--- Dataset records ---
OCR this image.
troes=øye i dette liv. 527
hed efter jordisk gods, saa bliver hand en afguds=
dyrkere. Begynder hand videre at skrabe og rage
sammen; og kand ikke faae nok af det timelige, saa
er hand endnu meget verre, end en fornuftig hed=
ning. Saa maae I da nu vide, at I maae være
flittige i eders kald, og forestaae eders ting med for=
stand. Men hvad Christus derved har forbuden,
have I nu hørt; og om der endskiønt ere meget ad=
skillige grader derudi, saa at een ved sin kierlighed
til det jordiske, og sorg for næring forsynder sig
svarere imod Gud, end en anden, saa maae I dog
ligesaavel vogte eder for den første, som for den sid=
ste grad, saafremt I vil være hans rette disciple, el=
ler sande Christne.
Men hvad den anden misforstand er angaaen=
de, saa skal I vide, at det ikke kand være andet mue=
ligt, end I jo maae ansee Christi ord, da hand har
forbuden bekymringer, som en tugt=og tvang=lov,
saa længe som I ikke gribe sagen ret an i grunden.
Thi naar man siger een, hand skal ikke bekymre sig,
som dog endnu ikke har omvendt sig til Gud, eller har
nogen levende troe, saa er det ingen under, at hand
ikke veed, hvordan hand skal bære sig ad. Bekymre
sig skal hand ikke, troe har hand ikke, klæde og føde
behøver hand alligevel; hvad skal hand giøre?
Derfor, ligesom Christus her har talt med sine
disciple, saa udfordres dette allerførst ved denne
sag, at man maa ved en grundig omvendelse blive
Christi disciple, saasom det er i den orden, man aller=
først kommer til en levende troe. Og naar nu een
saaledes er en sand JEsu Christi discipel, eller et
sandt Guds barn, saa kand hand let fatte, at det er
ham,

--- What you need to do ---
How many lines of the listing above include the word "naar"? State the number and nothing else.

--- Right answer ---
2